## Exercise data
[start]
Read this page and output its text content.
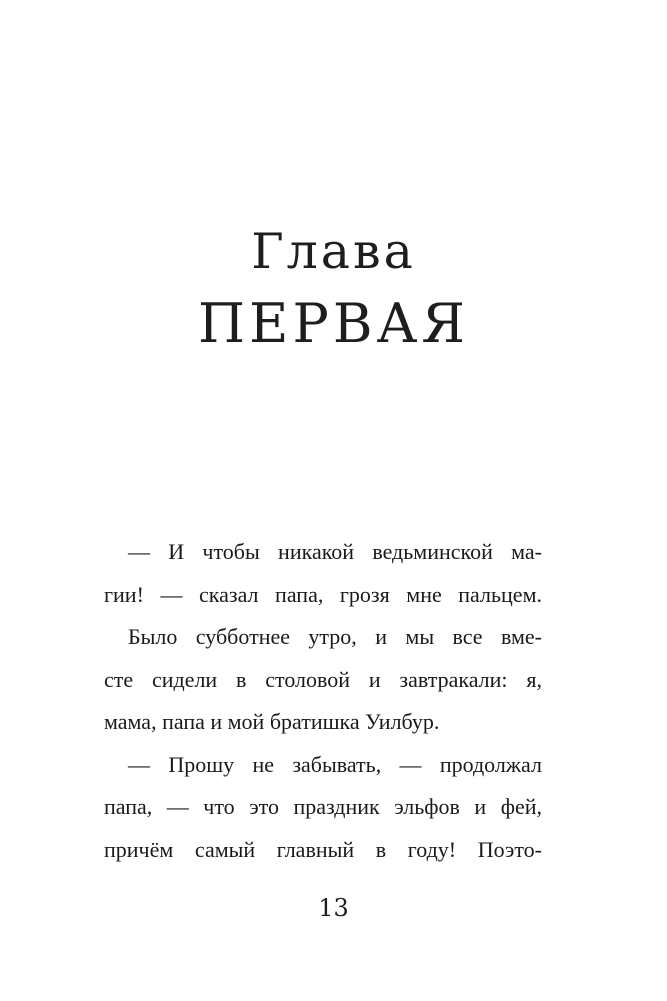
Глава
ПЕРВАЯ
— И чтобы никакой ведьминской ма-
гии! — сказал папа, грозя мне пальцем.
Было субботнее утро, и мы все вме-
сте сидели в столовой и завтракали: я,
мама, папа и мой братишка Уилбур.
— Прошу не забывать, — продолжал
папа, — что это праздник эльфов и фей,
причём самый главный в году! Поэто-
13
[end]
## Task description
Write out every record above exactly as it stands, but leave out the pictures.

## Output below
Read this page and output its text content.
Глава
ПЕРВАЯ
— И чтобы никакой ведьминской ма-
гии! — сказал папа, грозя мне пальцем.
Было субботнее утро, и мы все вме-
сте сидели в столовой и завтракали: я,
мама, папа и мой братишка Уилбур.
— Прошу не забывать, — продолжал
папа, — что это праздник эльфов и фей,
причём самый главный в году! Поэто-
13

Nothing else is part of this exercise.